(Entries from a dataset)
-=-=-
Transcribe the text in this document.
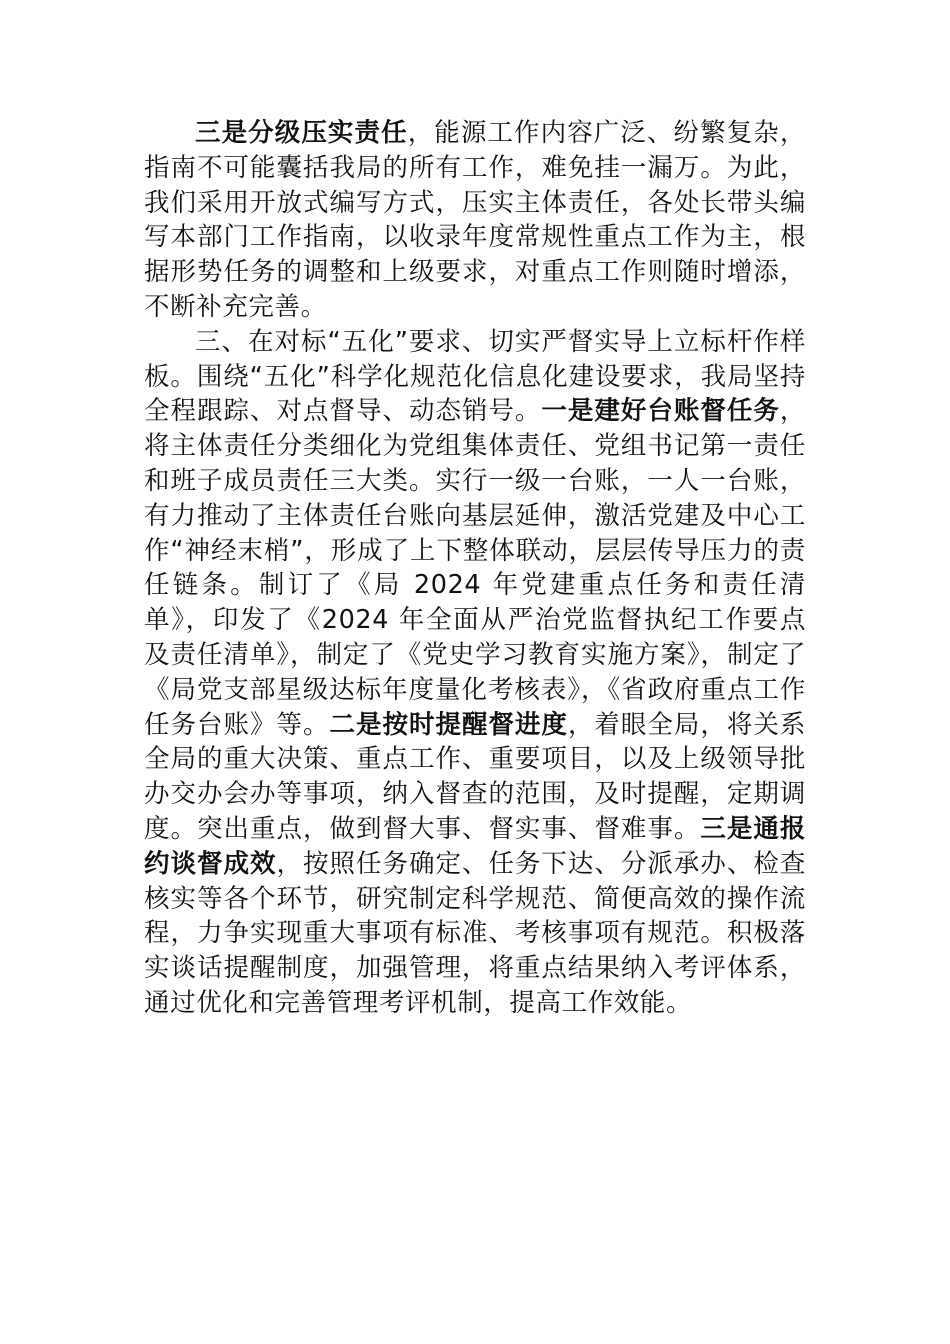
三是分级压实责任，能源工作内容广泛、纷繁复杂，指南不可能囊括我局的所有工作，难免挂一漏万。为此，我们采用开放式编写方式，压实主体责任，各处长带头编写本部门工作指南，以收录年度常规性重点工作为主，根据形势任务的调整和上级要求，对重点工作则随时增添，不断补充完善。

三、在对标“五化”要求、切实严督实导上立标杆作样板。围绕“五化”科学化规范化信息化建设要求，我局坚持全程跟踪、对点督导、动态销号。一是建好台账督任务，将主体责任分类细化为党组集体责任、党组书记第一责任和班子成员责任三大类。实行一级一台账，一人一台账，有力推动了主体责任台账向基层延伸，激活党建及中心工作“神经末梢”，形成了上下整体联动，层层传导压力的责任链条。制订了《局 2024 年党建重点任务和责任清单》，印发了《2024 年全面从严治党监督执纪工作要点及责任清单》，制定了《党史学习教育实施方案》，制定了《局党支部星级达标年度量化考核表》，《省政府重点工作任务台账》等。二是按时提醒督进度，着眼全局，将关系全局的重大决策、重点工作、重要项目，以及上级领导批办交办会办等事项，纳入督查的范围，及时提醒，定期调度。突出重点，做到督大事、督实事、督难事。三是通报约谈督成效，按照任务确定、任务下达、分派承办、检查核实等各个环节，研究制定科学规范、简便高效的操作流程，力争实现重大事项有标准、考核事项有规范。积极落实谈话提醒制度，加强管理，将重点结果纳入考评体系，通过优化和完善管理考评机制，提高工作效能。
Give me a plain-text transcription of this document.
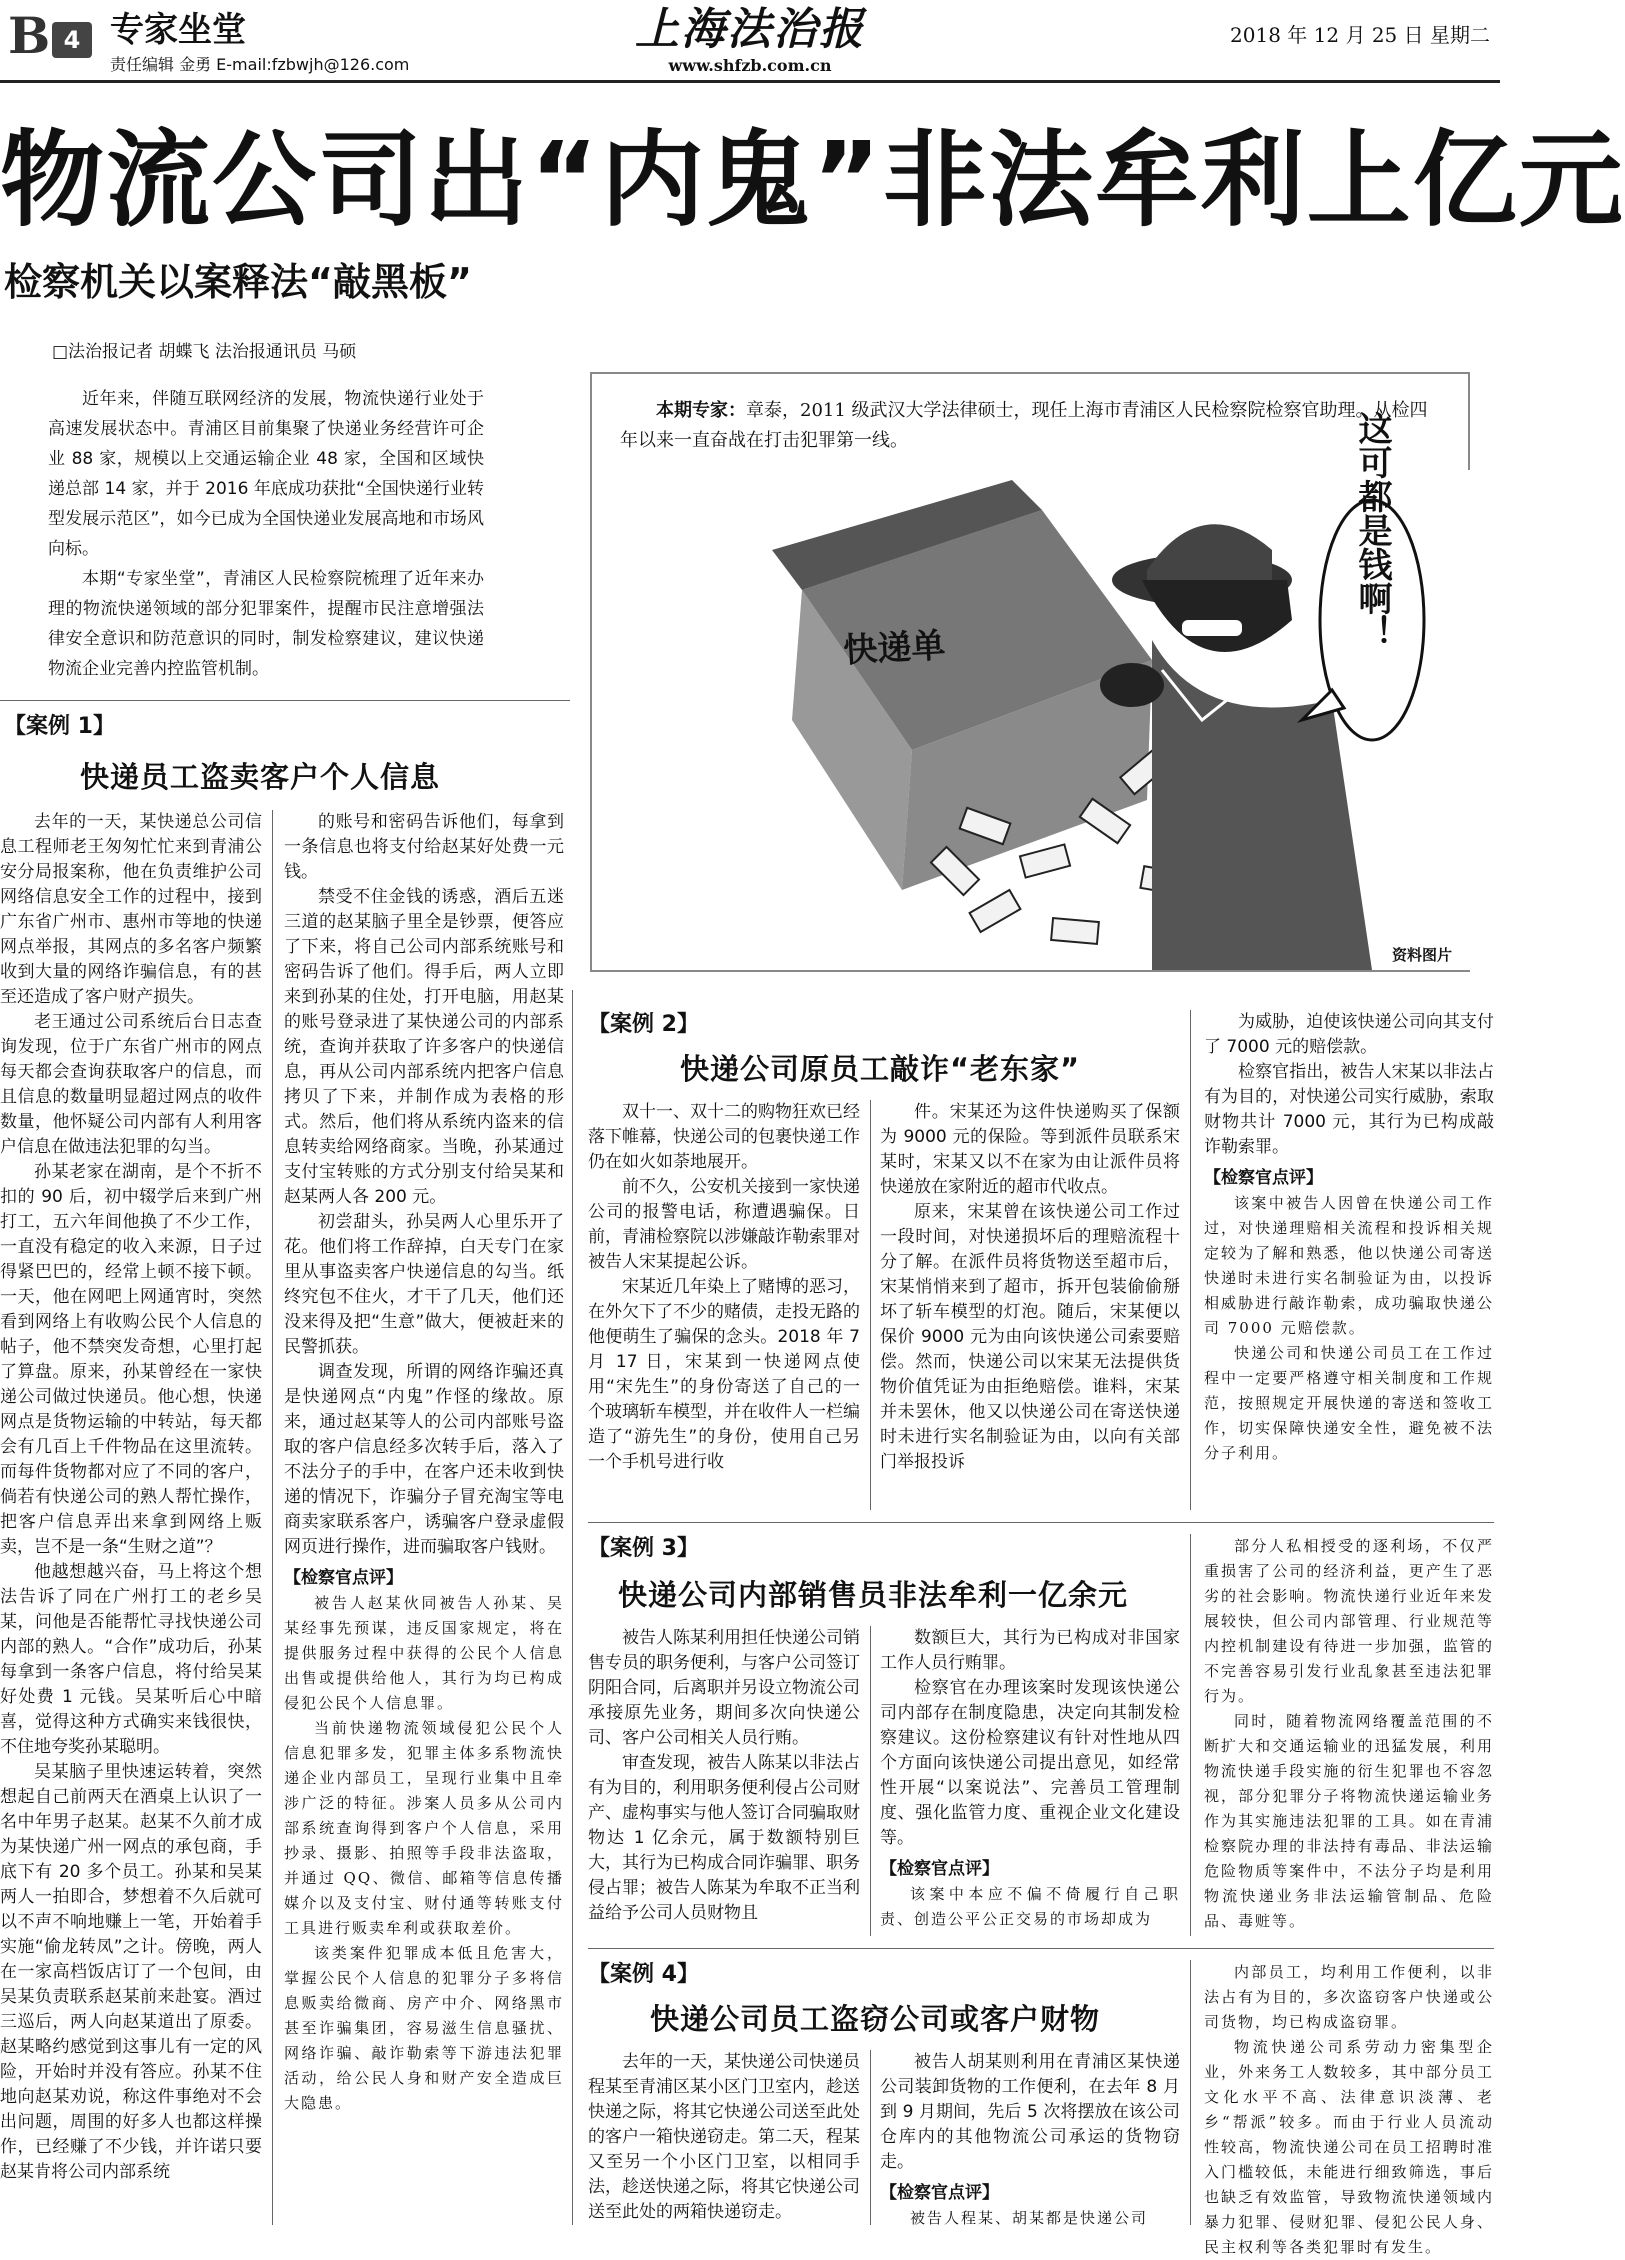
B 4 专家坐堂
责任编辑 金勇 E-mail:fzbwjh@126.com
上海法治报
www.shfzb.com.cn
2018 年 12 月 25 日 星期二
物流公司出“内鬼”非法牟利上亿元
检察机关以案释法“敲黑板”
□法治报记者 胡蝶飞 法治报通讯员 马硕

近年来，伴随互联网经济的发展，物流快递行业处于高速发展状态中。青浦区目前集聚了快递业务经营许可企业 88 家，规模以上交通运输企业 48 家，全国和区域快递总部 14 家，并于 2016 年底成功获批“全国快递行业转型发展示范区”，如今已成为全国快递业发展高地和市场风向标。

本期“专家坐堂”，青浦区人民检察院梳理了近年来办理的物流快递领域的部分犯罪案件，提醒市民注意增强法律安全意识和防范意识的同时，制发检察建议，建议快递物流企业完善内控监管机制。

本期专家：章泰，2011 级武汉大学法律硕士，现任上海市青浦区人民检察院检察官助理。从检四年以来一直奋战在打击犯罪第一线。
快递单	这可都是钱啊！
资料图片
【案例 1】
快递员工盗卖客户个人信息

去年的一天，某快递总公司信息工程师老王匆匆忙忙来到青浦公安分局报案称，他在负责维护公司网络信息安全工作的过程中，接到广东省广州市、惠州市等地的快递网点举报，其网点的多名客户频繁收到大量的网络诈骗信息，有的甚至还造成了客户财产损失。

老王通过公司系统后台日志查询发现，位于广东省广州市的网点每天都会查询获取客户的信息，而且信息的数量明显超过网点的收件数量，他怀疑公司内部有人利用客户信息在做违法犯罪的勾当。

孙某老家在湖南，是个不折不扣的 90 后，初中辍学后来到广州打工，五六年间他换了不少工作，一直没有稳定的收入来源，日子过得紧巴巴的，经常上顿不接下顿。一天，他在网吧上网通宵时，突然看到网络上有收购公民个人信息的帖子，他不禁突发奇想，心里打起了算盘。原来，孙某曾经在一家快递公司做过快递员。他心想，快递网点是货物运输的中转站，每天都会有几百上千件物品在这里流转。而每件货物都对应了不同的客户，倘若有快递公司的熟人帮忙操作，把客户信息弄出来拿到网络上贩卖，岂不是一条“生财之道”？

他越想越兴奋，马上将这个想法告诉了同在广州打工的老乡吴某，问他是否能帮忙寻找快递公司内部的熟人。“合作”成功后，孙某每拿到一条客户信息，将付给吴某好处费 1 元钱。吴某听后心中暗喜，觉得这种方式确实来钱很快，不住地夸奖孙某聪明。

吴某脑子里快速运转着，突然想起自己前两天在酒桌上认识了一名中年男子赵某。赵某不久前才成为某快递广州一网点的承包商，手底下有 20 多个员工。孙某和吴某两人一拍即合，梦想着不久后就可以不声不响地赚上一笔，开始着手实施“偷龙转凤”之计。傍晚，两人在一家高档饭店订了一个包间，由吴某负责联系赵某前来赴宴。酒过三巡后，两人向赵某道出了原委。赵某略约感觉到这事儿有一定的风险，开始时并没有答应。孙某不住地向赵某劝说，称这件事绝对不会出问题，周围的好多人也都这样操作，已经赚了不少钱，并许诺只要赵某肯将公司内部系统

的账号和密码告诉他们，每拿到一条信息也将支付给赵某好处费一元钱。

禁受不住金钱的诱惑，酒后五迷三道的赵某脑子里全是钞票，便答应了下来，将自己公司内部系统账号和密码告诉了他们。得手后，两人立即来到孙某的住处，打开电脑，用赵某的账号登录进了某快递公司的内部系统，查询并获取了许多客户的快递信息，再从公司内部系统内把客户信息拷贝了下来，并制作成为表格的形式。然后，他们将从系统内盗来的信息转卖给网络商家。当晚，孙某通过支付宝转账的方式分别支付给吴某和赵某两人各 200 元。

初尝甜头，孙吴两人心里乐开了花。他们将工作辞掉，白天专门在家里从事盗卖客户快递信息的勾当。纸终究包不住火，才干了几天，他们还没来得及把“生意”做大，便被赶来的民警抓获。

调查发现，所谓的网络诈骗还真是快递网点“内鬼”作怪的缘故。原来，通过赵某等人的公司内部账号盗取的客户信息经多次转手后，落入了不法分子的手中，在客户还未收到快递的情况下，诈骗分子冒充淘宝等电商卖家联系客户，诱骗客户登录虚假网页进行操作，进而骗取客户钱财。

【检察官点评】

被告人赵某伙同被告人孙某、吴某经事先预谋，违反国家规定，将在提供服务过程中获得的公民个人信息出售或提供给他人，其行为均已构成侵犯公民个人信息罪。

当前快递物流领域侵犯公民个人信息犯罪多发，犯罪主体多系物流快递企业内部员工，呈现行业集中且牵涉广泛的特征。涉案人员多从公司内部系统查询得到客户个人信息，采用抄录、摄影、拍照等手段非法盗取，并通过 QQ、微信、邮箱等信息传播媒介以及支付宝、财付通等转账支付工具进行贩卖牟利或获取差价。

该类案件犯罪成本低且危害大，掌握公民个人信息的犯罪分子多将信息贩卖给微商、房产中介、网络黑市甚至诈骗集团，容易滋生信息骚扰、网络诈骗、敲诈勒索等下游违法犯罪活动，给公民人身和财产安全造成巨大隐患。

【案例 2】
快递公司原员工敲诈“老东家”

双十一、双十二的购物狂欢已经落下帷幕，快递公司的包裹快递工作仍在如火如荼地展开。

前不久，公安机关接到一家快递公司的报警电话，称遭遇骗保。日前，青浦检察院以涉嫌敲诈勒索罪对被告人宋某提起公诉。

宋某近几年染上了赌博的恶习，在外欠下了不少的赌债，走投无路的他便萌生了骗保的念头。2018 年 7 月 17 日，宋某到一快递网点使用“宋先生”的身份寄送了自己的一个玻璃斩车模型，并在收件人一栏编造了“游先生”的身份，使用自己另一个手机号进行收

件。宋某还为这件快递购买了保额为 9000 元的保险。等到派件员联系宋某时，宋某又以不在家为由让派件员将快递放在家附近的超市代收点。

原来，宋某曾在该快递公司工作过一段时间，对快递损坏后的理赔流程十分了解。在派件员将货物送至超市后，宋某悄悄来到了超市，拆开包装偷偷掰坏了斩车模型的灯泡。随后，宋某便以保价 9000 元为由向该快递公司索要赔偿。然而，快递公司以宋某无法提供货物价值凭证为由拒绝赔偿。谁料，宋某并未罢休，他又以快递公司在寄送快递时未进行实名制验证为由，以向有关部门举报投诉

为威胁，迫使该快递公司向其支付了 7000 元的赔偿款。

检察官指出，被告人宋某以非法占有为目的，对快递公司实行威胁，索取财物共计 7000 元，其行为已构成敲诈勒索罪。

【检察官点评】

该案中被告人因曾在快递公司工作过，对快递理赔相关流程和投诉相关规定较为了解和熟悉，他以快递公司寄送快递时未进行实名制验证为由，以投诉相威胁进行敲诈勒索，成功骗取快递公司 7000 元赔偿款。

快递公司和快递公司员工在工作过程中一定要严格遵守相关制度和工作规范，按照规定开展快递的寄送和签收工作，切实保障快递安全性，避免被不法分子利用。

【案例 3】
快递公司内部销售员非法牟利一亿余元

被告人陈某利用担任快递公司销售专员的职务便利，与客户公司签订阴阳合同，后离职并另设立物流公司承接原先业务，期间多次向快递公司、客户公司相关人员行贿。

审查发现，被告人陈某以非法占有为目的，利用职务便利侵占公司财产、虚构事实与他人签订合同骗取财物达 1 亿余元，属于数额特别巨大，其行为已构成合同诈骗罪、职务侵占罪；被告人陈某为牟取不正当利益给予公司人员财物且

数额巨大，其行为已构成对非国家工作人员行贿罪。

检察官在办理该案时发现该快递公司内部存在制度隐患，决定向其制发检察建议。这份检察建议有针对性地从四个方面向该快递公司提出意见，如经常性开展“以案说法”、完善员工管理制度、强化监管力度、重视企业文化建设等。

【检察官点评】

该案中本应不偏不倚履行自己职责、创造公平公正交易的市场却成为

部分人私相授受的逐利场，不仅严重损害了公司的经济利益，更产生了恶劣的社会影响。物流快递行业近年来发展较快，但公司内部管理、行业规范等内控机制建设有待进一步加强，监管的不完善容易引发行业乱象甚至违法犯罪行为。

同时，随着物流网络覆盖范围的不断扩大和交通运输业的迅猛发展，利用物流快递手段实施的衍生犯罪也不容忽视，部分犯罪分子将物流快递运输业务作为其实施违法犯罪的工具。如在青浦检察院办理的非法持有毒品、非法运输危险物质等案件中，不法分子均是利用物流快递业务非法运输管制品、危险品、毒赃等。

【案例 4】
快递公司员工盗窃公司或客户财物

去年的一天，某快递公司快递员程某至青浦区某小区门卫室内，趁送快递之际，将其它快递公司送至此处的客户一箱快递窃走。第二天，程某又至另一个小区门卫室，以相同手法，趁送快递之际，将其它快递公司送至此处的两箱快递窃走。

被告人胡某则利用在青浦区某快递公司装卸货物的工作便利，在去年 8 月到 9 月期间，先后 5 次将摆放在该公司仓库内的其他物流公司承运的货物窃走。

【检察官点评】

被告人程某、胡某都是快递公司

内部员工，均利用工作便利，以非法占有为目的，多次盗窃客户快递或公司货物，均已构成盗窃罪。

物流快递公司系劳动力密集型企业，外来务工人数较多，其中部分员工文化水平不高、法律意识淡薄、老乡“帮派”较多。而由于行业人员流动性较高，物流快递公司在员工招聘时准入门槛较低，未能进行细致筛选，事后也缺乏有效监管，导致物流快递领域内暴力犯罪、侵财犯罪、侵犯公民人身、民主权利等各类犯罪时有发生。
-=-=-
| Exercise details |
Return every line above that contains the word "document".

| Solution for this task |
Transcribe the text in this document.
Give me a plain-text transcription of this document.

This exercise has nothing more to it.